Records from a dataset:
━━━━━━━━━━━━━━━━━━━━

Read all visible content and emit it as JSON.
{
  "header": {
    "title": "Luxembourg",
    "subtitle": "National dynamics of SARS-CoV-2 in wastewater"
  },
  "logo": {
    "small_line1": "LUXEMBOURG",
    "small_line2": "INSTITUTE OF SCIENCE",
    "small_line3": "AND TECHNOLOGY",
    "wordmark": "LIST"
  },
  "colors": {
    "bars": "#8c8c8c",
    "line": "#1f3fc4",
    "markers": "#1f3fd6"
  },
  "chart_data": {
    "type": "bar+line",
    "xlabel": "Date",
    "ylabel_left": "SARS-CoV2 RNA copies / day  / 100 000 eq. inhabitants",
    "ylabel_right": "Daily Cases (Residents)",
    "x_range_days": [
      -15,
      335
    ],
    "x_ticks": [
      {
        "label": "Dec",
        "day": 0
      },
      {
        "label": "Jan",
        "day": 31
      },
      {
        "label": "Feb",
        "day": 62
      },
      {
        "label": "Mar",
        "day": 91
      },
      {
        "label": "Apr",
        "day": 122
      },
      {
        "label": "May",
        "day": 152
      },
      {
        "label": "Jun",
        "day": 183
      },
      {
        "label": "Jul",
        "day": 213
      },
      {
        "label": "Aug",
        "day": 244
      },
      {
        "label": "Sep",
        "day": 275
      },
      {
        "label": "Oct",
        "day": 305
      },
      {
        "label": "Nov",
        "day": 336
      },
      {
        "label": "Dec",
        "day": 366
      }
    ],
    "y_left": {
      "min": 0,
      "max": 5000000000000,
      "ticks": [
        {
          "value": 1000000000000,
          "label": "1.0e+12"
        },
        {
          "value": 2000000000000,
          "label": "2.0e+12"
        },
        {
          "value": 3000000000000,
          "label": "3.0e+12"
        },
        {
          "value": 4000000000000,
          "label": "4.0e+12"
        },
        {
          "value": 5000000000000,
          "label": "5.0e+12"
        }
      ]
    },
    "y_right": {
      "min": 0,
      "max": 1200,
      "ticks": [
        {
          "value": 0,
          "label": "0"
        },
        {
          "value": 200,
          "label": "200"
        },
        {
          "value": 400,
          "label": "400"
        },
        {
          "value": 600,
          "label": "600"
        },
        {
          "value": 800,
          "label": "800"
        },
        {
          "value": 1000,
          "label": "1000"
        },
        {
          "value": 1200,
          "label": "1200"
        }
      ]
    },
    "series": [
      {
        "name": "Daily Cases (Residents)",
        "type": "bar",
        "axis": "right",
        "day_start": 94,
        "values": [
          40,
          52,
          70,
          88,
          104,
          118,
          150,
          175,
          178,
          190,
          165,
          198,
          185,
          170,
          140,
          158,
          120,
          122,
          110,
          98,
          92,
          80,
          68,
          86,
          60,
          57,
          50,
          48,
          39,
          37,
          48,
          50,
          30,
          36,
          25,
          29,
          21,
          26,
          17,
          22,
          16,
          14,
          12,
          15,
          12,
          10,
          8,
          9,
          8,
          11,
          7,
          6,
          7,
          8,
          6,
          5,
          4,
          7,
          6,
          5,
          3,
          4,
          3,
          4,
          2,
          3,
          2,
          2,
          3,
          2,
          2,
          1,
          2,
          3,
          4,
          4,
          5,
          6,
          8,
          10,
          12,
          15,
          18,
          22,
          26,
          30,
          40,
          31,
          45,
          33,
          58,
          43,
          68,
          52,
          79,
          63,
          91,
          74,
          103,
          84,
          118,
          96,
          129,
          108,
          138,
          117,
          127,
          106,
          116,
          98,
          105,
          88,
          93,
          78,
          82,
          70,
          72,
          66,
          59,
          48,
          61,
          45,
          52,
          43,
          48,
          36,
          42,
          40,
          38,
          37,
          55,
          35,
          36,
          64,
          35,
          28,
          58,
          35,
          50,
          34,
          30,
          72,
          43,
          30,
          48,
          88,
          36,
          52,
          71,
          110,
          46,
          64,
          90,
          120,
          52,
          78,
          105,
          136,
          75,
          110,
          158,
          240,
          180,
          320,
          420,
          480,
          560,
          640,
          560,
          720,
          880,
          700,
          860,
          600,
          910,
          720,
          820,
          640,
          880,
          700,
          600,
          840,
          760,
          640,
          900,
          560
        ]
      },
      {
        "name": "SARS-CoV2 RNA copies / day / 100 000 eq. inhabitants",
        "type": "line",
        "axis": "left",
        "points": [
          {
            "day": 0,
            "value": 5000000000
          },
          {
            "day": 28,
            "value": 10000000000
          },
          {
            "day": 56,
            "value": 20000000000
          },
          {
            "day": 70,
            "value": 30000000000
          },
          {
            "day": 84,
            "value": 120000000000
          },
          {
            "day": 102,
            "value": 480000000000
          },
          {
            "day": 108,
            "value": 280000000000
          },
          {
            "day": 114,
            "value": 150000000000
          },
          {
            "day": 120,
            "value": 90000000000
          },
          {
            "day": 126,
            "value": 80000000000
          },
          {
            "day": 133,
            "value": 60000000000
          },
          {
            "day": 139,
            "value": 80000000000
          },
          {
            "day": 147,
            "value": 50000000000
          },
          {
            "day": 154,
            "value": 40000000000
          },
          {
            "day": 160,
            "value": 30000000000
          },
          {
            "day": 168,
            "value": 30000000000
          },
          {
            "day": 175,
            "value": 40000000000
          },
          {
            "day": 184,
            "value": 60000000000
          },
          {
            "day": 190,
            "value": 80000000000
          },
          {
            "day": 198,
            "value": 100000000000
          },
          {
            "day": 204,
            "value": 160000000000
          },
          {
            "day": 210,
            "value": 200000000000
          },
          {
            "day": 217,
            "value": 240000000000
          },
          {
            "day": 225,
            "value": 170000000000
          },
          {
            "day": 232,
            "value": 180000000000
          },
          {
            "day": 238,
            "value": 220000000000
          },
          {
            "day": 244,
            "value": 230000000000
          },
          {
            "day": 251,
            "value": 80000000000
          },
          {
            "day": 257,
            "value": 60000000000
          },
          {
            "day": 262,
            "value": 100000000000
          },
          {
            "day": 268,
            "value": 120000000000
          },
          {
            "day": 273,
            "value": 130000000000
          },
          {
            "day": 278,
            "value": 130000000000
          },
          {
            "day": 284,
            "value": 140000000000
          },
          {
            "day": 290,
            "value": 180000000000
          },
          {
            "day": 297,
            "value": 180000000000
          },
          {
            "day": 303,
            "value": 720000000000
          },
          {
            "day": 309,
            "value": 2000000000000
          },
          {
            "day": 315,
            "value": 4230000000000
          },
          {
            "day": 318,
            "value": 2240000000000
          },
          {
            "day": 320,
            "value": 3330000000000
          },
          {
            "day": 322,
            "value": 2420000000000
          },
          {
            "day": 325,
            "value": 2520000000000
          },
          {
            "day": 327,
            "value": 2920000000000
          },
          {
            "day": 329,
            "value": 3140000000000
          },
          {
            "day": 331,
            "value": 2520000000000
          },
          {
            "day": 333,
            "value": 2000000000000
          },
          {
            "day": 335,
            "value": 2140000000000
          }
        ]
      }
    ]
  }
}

━━━━━━━━━━━━━━━━━━━━

→ STATED PROBLEM
Copy each line above containing the string "name".

→ EXERCISE RESPONSE
        "name": "Daily Cases (Residents)",
        "name": "SARS-CoV2 RNA copies / day / 100 000 eq. inhabitants",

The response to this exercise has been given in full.